▶ **练习说明**: 请提取条目中的若干行：自条目开头起，至包含“back-to-top-button[interactable] [1426,1948,1510,2032]”的那一行止，首尾两行均包括在内，逐字照录，不得改动。
-.-.-
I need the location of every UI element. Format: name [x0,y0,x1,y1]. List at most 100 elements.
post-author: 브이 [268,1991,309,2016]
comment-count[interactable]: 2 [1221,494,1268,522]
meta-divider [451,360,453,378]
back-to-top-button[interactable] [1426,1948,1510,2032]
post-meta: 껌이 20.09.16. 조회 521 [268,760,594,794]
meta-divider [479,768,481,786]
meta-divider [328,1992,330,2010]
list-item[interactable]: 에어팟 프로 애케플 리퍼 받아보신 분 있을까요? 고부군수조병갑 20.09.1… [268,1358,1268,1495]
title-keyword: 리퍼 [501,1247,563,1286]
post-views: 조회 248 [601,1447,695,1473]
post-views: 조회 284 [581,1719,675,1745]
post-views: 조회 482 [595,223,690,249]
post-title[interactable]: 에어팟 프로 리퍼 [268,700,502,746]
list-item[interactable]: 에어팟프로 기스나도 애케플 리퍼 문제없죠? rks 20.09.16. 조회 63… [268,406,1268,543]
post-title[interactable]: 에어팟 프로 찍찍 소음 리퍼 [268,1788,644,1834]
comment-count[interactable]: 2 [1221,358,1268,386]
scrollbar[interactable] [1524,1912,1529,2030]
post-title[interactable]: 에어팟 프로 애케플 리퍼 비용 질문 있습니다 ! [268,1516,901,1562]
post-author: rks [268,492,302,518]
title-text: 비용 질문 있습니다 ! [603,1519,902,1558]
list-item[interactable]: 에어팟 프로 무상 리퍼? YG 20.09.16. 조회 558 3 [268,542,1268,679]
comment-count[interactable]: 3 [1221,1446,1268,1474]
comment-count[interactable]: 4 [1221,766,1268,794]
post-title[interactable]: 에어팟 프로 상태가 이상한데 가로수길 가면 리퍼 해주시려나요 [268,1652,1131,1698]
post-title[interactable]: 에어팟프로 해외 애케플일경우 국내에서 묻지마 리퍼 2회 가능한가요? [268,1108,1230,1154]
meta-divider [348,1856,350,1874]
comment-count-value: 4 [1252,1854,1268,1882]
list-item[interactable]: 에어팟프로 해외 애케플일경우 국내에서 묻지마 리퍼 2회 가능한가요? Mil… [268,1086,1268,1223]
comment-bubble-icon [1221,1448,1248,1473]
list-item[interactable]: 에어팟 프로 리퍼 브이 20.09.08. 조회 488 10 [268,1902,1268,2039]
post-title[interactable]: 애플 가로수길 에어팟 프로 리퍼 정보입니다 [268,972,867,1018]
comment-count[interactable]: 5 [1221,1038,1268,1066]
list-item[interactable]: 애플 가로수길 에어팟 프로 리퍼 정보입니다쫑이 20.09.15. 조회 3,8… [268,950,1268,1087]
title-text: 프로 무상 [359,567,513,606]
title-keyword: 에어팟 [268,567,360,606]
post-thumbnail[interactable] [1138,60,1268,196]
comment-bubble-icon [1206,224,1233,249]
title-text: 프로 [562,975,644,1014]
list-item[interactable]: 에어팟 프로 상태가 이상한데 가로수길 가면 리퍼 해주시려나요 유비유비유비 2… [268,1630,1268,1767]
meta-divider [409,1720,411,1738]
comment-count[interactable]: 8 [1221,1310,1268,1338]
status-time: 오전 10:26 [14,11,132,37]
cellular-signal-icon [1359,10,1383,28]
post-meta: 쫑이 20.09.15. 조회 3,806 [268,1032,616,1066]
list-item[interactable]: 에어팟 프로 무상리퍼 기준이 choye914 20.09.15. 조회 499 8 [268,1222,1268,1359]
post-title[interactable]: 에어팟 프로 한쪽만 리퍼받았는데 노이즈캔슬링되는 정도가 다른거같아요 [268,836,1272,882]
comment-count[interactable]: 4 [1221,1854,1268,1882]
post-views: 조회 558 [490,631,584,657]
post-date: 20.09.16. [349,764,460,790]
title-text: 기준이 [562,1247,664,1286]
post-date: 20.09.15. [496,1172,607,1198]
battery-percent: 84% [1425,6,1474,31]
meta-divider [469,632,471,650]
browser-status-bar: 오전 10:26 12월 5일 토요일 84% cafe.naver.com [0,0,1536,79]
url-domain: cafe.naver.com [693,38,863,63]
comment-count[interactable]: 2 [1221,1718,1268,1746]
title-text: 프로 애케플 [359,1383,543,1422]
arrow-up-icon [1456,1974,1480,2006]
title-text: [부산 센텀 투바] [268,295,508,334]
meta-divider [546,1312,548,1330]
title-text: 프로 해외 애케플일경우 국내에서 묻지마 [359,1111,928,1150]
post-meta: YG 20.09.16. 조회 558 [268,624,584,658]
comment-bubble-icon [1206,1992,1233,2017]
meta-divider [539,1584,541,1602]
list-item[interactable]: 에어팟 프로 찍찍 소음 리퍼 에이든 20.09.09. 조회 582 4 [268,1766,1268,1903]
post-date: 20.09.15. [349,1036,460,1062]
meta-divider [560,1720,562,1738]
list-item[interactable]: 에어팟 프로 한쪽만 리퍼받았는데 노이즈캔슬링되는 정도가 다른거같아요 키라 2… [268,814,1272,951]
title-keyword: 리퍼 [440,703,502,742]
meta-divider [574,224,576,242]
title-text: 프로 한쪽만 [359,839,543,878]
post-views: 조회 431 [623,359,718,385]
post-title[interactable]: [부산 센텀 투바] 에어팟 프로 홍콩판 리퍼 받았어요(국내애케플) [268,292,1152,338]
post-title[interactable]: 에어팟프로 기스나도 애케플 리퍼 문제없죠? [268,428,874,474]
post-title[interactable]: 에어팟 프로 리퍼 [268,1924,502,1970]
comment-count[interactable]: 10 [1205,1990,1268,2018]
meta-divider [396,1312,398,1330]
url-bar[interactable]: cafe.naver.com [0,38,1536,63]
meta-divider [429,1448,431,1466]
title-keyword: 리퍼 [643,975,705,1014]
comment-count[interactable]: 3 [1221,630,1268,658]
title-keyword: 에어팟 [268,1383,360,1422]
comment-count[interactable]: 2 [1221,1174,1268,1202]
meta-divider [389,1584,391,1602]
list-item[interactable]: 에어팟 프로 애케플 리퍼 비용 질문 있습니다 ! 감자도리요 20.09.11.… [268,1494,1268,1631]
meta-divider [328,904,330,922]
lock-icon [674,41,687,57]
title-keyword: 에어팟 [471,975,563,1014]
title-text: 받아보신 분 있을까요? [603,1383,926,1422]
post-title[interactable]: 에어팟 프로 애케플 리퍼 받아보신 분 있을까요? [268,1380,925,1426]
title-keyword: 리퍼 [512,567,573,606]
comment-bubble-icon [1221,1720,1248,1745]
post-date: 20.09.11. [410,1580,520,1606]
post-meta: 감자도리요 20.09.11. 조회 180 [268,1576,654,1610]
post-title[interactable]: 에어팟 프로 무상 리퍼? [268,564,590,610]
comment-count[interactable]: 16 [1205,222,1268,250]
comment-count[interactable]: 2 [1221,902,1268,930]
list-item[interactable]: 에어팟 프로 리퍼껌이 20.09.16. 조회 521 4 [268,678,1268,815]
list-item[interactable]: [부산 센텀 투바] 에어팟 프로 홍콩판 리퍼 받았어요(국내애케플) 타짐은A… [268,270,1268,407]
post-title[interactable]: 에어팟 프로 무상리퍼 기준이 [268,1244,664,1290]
-.-.-
▶ **参考答案**:
I need the location of every UI element. Format: name [x0,y0,x1,y1]. List at most 100 elements.
post-author: 브이 [268,1991,309,2016]
comment-count[interactable]: 2 [1221,494,1268,522]
meta-divider [451,360,453,378]
back-to-top-button[interactable] [1426,1948,1510,2032]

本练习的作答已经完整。